Rewrite every line of the material below, changing "bounding boxes" to "coordinates" wherever it occurs and leaving everything else as it is.

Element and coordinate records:

■ ■ ■

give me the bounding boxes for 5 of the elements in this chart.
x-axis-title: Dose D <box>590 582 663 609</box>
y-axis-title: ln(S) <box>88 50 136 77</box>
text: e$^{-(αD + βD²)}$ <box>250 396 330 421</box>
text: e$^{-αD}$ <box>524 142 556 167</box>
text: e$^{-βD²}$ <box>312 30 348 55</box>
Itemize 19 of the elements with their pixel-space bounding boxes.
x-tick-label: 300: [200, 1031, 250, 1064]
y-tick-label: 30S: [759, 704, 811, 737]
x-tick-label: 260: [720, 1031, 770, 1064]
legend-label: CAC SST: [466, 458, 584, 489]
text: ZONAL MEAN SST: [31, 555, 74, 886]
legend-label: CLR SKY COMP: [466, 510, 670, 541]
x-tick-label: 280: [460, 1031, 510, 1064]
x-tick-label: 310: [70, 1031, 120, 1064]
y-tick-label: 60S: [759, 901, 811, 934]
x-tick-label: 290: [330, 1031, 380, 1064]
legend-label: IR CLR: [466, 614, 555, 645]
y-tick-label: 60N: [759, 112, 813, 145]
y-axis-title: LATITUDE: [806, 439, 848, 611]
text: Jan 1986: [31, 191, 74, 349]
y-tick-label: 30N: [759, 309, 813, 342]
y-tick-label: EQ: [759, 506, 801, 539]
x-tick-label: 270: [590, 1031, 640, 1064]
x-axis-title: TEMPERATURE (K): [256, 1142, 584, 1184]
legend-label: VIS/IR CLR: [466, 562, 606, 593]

■ ■ ■

- [Task response]
give me the coordinates for 5 of the elements in this chart.
x-axis-title: Dose D <box>590 582 663 609</box>
y-axis-title: ln(S) <box>88 50 136 77</box>
text: e$^{-(αD + βD²)}$ <box>250 396 330 421</box>
text: e$^{-αD}$ <box>524 142 556 167</box>
text: e$^{-βD²}$ <box>312 30 348 55</box>
Itemize 19 of the elements with their pixel-space coordinates.
x-tick-label: 300: [200, 1031, 250, 1064]
y-tick-label: 30S: [759, 704, 811, 737]
x-tick-label: 260: [720, 1031, 770, 1064]
legend-label: CAC SST: [466, 458, 584, 489]
text: ZONAL MEAN SST: [31, 555, 74, 886]
legend-label: CLR SKY COMP: [466, 510, 670, 541]
x-tick-label: 280: [460, 1031, 510, 1064]
x-tick-label: 310: [70, 1031, 120, 1064]
y-tick-label: 60S: [759, 901, 811, 934]
x-tick-label: 290: [330, 1031, 380, 1064]
legend-label: IR CLR: [466, 614, 555, 645]
y-tick-label: 60N: [759, 112, 813, 145]
y-axis-title: LATITUDE: [806, 439, 848, 611]
text: Jan 1986: [31, 191, 74, 349]
y-tick-label: 30N: [759, 309, 813, 342]
y-tick-label: EQ: [759, 506, 801, 539]
x-tick-label: 270: [590, 1031, 640, 1064]
x-axis-title: TEMPERATURE (K): [256, 1142, 584, 1184]
legend-label: VIS/IR CLR: [466, 562, 606, 593]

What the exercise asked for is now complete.